Given task
Return every one of the entries below verbatim, line for line, with nothing altered, dropped, or added.

━━━━━━━━

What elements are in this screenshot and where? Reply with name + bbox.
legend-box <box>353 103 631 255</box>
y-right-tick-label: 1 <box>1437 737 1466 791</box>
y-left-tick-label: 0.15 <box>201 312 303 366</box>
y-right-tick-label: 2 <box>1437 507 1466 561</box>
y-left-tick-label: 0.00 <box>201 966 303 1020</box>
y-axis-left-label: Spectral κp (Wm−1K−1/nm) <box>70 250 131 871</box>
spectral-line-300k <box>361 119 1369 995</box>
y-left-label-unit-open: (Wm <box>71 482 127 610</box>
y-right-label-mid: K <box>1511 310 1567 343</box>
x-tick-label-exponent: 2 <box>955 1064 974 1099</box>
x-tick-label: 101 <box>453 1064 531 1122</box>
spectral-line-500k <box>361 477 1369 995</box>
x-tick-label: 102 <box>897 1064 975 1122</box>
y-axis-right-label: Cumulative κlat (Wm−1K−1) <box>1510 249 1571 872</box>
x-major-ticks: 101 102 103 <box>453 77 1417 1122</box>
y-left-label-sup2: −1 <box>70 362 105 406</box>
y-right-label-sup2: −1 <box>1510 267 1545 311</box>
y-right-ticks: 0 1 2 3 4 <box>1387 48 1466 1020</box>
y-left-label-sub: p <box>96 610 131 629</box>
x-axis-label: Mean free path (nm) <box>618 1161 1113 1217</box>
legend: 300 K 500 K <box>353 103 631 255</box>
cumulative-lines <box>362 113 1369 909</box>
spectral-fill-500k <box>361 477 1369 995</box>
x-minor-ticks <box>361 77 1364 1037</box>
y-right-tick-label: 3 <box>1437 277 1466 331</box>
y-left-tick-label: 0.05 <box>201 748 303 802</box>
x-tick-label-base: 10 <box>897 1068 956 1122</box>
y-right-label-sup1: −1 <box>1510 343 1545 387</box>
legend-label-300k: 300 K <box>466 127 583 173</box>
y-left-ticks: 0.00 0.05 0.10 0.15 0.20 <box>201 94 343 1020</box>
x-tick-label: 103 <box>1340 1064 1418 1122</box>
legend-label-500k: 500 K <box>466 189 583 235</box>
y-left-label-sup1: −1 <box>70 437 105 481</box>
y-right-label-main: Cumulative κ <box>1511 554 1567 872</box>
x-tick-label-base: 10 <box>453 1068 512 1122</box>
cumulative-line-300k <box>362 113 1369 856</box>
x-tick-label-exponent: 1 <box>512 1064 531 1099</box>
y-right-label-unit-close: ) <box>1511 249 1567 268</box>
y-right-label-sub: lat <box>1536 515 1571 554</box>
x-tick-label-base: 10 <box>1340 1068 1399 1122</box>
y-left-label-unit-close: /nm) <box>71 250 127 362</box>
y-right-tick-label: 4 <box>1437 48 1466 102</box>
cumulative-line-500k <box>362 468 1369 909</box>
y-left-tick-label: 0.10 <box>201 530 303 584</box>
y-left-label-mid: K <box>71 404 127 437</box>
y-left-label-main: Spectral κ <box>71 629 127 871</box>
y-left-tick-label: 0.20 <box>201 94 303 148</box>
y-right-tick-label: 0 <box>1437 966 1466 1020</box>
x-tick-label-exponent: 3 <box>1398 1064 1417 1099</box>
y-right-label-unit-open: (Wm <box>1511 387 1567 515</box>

━━━━━━━━

Exercise output
What elements are in this screenshot and where? Reply with name + bbox.
legend-box <box>353 103 631 255</box>
y-right-tick-label: 1 <box>1437 737 1466 791</box>
y-left-tick-label: 0.15 <box>201 312 303 366</box>
y-right-tick-label: 2 <box>1437 507 1466 561</box>
y-left-tick-label: 0.00 <box>201 966 303 1020</box>
y-axis-left-label: Spectral κp (Wm−1K−1/nm) <box>70 250 131 871</box>
spectral-line-300k <box>361 119 1369 995</box>
y-left-label-unit-open: (Wm <box>71 482 127 610</box>
y-right-label-mid: K <box>1511 310 1567 343</box>
x-tick-label-exponent: 2 <box>955 1064 974 1099</box>
x-tick-label: 101 <box>453 1064 531 1122</box>
spectral-line-500k <box>361 477 1369 995</box>
x-tick-label: 102 <box>897 1064 975 1122</box>
y-axis-right-label: Cumulative κlat (Wm−1K−1) <box>1510 249 1571 872</box>
x-major-ticks: 101 102 103 <box>453 77 1417 1122</box>
y-left-label-sup2: −1 <box>70 362 105 406</box>
y-right-label-sup2: −1 <box>1510 267 1545 311</box>
y-right-ticks: 0 1 2 3 4 <box>1387 48 1466 1020</box>
y-left-label-sub: p <box>96 610 131 629</box>
x-axis-label: Mean free path (nm) <box>618 1161 1113 1217</box>
legend: 300 K 500 K <box>353 103 631 255</box>
cumulative-lines <box>362 113 1369 909</box>
spectral-fill-500k <box>361 477 1369 995</box>
x-minor-ticks <box>361 77 1364 1037</box>
y-right-tick-label: 3 <box>1437 277 1466 331</box>
y-left-tick-label: 0.05 <box>201 748 303 802</box>
x-tick-label-base: 10 <box>897 1068 956 1122</box>
y-right-label-sup1: −1 <box>1510 343 1545 387</box>
legend-label-300k: 300 K <box>466 127 583 173</box>
y-left-ticks: 0.00 0.05 0.10 0.15 0.20 <box>201 94 343 1020</box>
x-tick-label: 103 <box>1340 1064 1418 1122</box>
legend-label-500k: 500 K <box>466 189 583 235</box>
y-left-label-sup1: −1 <box>70 437 105 481</box>
y-right-label-main: Cumulative κ <box>1511 554 1567 872</box>
x-tick-label-base: 10 <box>453 1068 512 1122</box>
cumulative-line-300k <box>362 113 1369 856</box>
x-tick-label-exponent: 1 <box>512 1064 531 1099</box>
y-right-label-unit-close: ) <box>1511 249 1567 268</box>
y-right-label-sub: lat <box>1536 515 1571 554</box>
x-tick-label-base: 10 <box>1340 1068 1399 1122</box>
y-left-label-unit-close: /nm) <box>71 250 127 362</box>
y-right-tick-label: 4 <box>1437 48 1466 102</box>
cumulative-line-500k <box>362 468 1369 909</box>
y-left-tick-label: 0.10 <box>201 530 303 584</box>
y-left-label-mid: K <box>71 404 127 437</box>
y-left-label-main: Spectral κ <box>71 629 127 871</box>
y-left-tick-label: 0.20 <box>201 94 303 148</box>
y-right-tick-label: 0 <box>1437 966 1466 1020</box>
x-tick-label-exponent: 3 <box>1398 1064 1417 1099</box>
y-right-label-unit-open: (Wm <box>1511 387 1567 515</box>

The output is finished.